— WORK REQUIRED —
Every record below should be printed exactly as given.

— DATA SHOWN —
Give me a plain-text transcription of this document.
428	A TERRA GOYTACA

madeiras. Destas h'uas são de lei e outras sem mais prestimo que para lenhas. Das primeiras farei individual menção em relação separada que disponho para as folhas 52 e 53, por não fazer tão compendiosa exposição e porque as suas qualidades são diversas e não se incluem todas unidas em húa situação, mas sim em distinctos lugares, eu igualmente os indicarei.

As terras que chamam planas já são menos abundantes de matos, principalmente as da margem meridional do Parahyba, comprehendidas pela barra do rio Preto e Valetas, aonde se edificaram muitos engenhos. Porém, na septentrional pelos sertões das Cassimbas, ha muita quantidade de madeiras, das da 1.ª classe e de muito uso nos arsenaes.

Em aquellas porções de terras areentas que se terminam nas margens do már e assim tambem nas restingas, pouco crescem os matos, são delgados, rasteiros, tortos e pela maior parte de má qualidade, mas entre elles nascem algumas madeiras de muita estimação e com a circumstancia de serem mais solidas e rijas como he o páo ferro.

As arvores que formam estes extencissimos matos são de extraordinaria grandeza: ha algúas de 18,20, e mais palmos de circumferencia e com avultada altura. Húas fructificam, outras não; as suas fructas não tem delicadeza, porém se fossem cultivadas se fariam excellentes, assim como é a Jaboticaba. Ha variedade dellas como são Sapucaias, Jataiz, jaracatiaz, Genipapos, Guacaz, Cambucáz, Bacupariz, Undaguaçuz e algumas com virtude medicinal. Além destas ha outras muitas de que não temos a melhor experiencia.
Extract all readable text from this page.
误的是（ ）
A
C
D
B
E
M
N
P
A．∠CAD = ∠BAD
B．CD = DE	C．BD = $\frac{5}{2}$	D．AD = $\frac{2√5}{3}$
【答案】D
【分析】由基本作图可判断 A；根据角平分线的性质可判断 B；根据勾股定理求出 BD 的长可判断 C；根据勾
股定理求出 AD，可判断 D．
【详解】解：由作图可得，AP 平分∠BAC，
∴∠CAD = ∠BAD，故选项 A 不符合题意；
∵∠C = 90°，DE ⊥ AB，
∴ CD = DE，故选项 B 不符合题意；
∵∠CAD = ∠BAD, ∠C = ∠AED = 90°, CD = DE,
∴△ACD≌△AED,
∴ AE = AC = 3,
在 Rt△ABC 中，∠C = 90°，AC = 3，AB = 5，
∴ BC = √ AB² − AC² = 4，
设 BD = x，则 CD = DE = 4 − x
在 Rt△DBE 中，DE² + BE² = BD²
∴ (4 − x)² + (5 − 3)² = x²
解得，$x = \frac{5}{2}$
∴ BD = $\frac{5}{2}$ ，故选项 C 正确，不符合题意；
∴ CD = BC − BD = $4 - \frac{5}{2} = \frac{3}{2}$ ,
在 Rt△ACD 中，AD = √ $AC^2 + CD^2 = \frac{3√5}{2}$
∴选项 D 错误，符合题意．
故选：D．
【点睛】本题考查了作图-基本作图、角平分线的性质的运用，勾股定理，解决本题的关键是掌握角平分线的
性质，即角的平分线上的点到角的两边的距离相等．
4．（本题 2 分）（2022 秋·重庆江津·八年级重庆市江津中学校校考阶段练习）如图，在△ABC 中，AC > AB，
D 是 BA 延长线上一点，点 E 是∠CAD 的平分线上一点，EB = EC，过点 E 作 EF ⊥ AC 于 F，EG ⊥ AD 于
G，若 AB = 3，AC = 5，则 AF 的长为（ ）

— FULL OUTPUT —
Give me a plain-text transcription of this document.
428	A TERRA GOYTACA

madeiras. Destas h'uas são de lei e outras sem mais prestimo que para lenhas. Das primeiras farei individual menção em relação separada que disponho para as folhas 52 e 53, por não fazer tão compendiosa exposição e porque as suas qualidades são diversas e não se incluem todas unidas em húa situação, mas sim em distinctos lugares, eu igualmente os indicarei.

As terras que chamam planas já são menos abundantes de matos, principalmente as da margem meridional do Parahyba, comprehendidas pela barra do rio Preto e Valetas, aonde se edificaram muitos engenhos. Porém, na septentrional pelos sertões das Cassimbas, ha muita quantidade de madeiras, das da 1.ª classe e de muito uso nos arsenaes.

Em aquellas porções de terras areentas que se terminam nas margens do már e assim tambem nas restingas, pouco crescem os matos, são delgados, rasteiros, tortos e pela maior parte de má qualidade, mas entre elles nascem algumas madeiras de muita estimação e com a circumstancia de serem mais solidas e rijas como he o páo ferro.

As arvores que formam estes extencissimos matos são de extraordinaria grandeza: ha algúas de 18,20, e mais palmos de circumferencia e com avultada altura. Húas fructificam, outras não; as suas fructas não tem delicadeza, porém se fossem cultivadas se fariam excellentes, assim como é a Jaboticaba. Ha variedade dellas como são Sapucaias, Jataiz, jaracatiaz, Genipapos, Guacaz, Cambucáz, Bacupariz, Undaguaçuz e algumas com virtude medicinal. Além destas ha outras muitas de que não temos a melhor experiencia.
Extract all readable text from this page.
误的是（ ）
A
C
D
B
E
M
N
P
A．∠CAD = ∠BAD
B．CD = DE	C．BD = $\frac{5}{2}$	D．AD = $\frac{2√5}{3}$
【答案】D
【分析】由基本作图可判断 A；根据角平分线的性质可判断 B；根据勾股定理求出 BD 的长可判断 C；根据勾
股定理求出 AD，可判断 D．
【详解】解：由作图可得，AP 平分∠BAC，
∴∠CAD = ∠BAD，故选项 A 不符合题意；
∵∠C = 90°，DE ⊥ AB，
∴ CD = DE，故选项 B 不符合题意；
∵∠CAD = ∠BAD, ∠C = ∠AED = 90°, CD = DE,
∴△ACD≌△AED,
∴ AE = AC = 3,
在 Rt△ABC 中，∠C = 90°，AC = 3，AB = 5，
∴ BC = √ AB² − AC² = 4，
设 BD = x，则 CD = DE = 4 − x
在 Rt△DBE 中，DE² + BE² = BD²
∴ (4 − x)² + (5 − 3)² = x²
解得，$x = \frac{5}{2}$
∴ BD = $\frac{5}{2}$ ，故选项 C 正确，不符合题意；
∴ CD = BC − BD = $4 - \frac{5}{2} = \frac{3}{2}$ ,
在 Rt△ACD 中，AD = √ $AC^2 + CD^2 = \frac{3√5}{2}$
∴选项 D 错误，符合题意．
故选：D．
【点睛】本题考查了作图-基本作图、角平分线的性质的运用，勾股定理，解决本题的关键是掌握角平分线的
性质，即角的平分线上的点到角的两边的距离相等．
4．（本题 2 分）（2022 秋·重庆江津·八年级重庆市江津中学校校考阶段练习）如图，在△ABC 中，AC > AB，
D 是 BA 延长线上一点，点 E 是∠CAD 的平分线上一点，EB = EC，过点 E 作 EF ⊥ AC 于 F，EG ⊥ AD 于
G，若 AB = 3，AC = 5，则 AF 的长为（ ）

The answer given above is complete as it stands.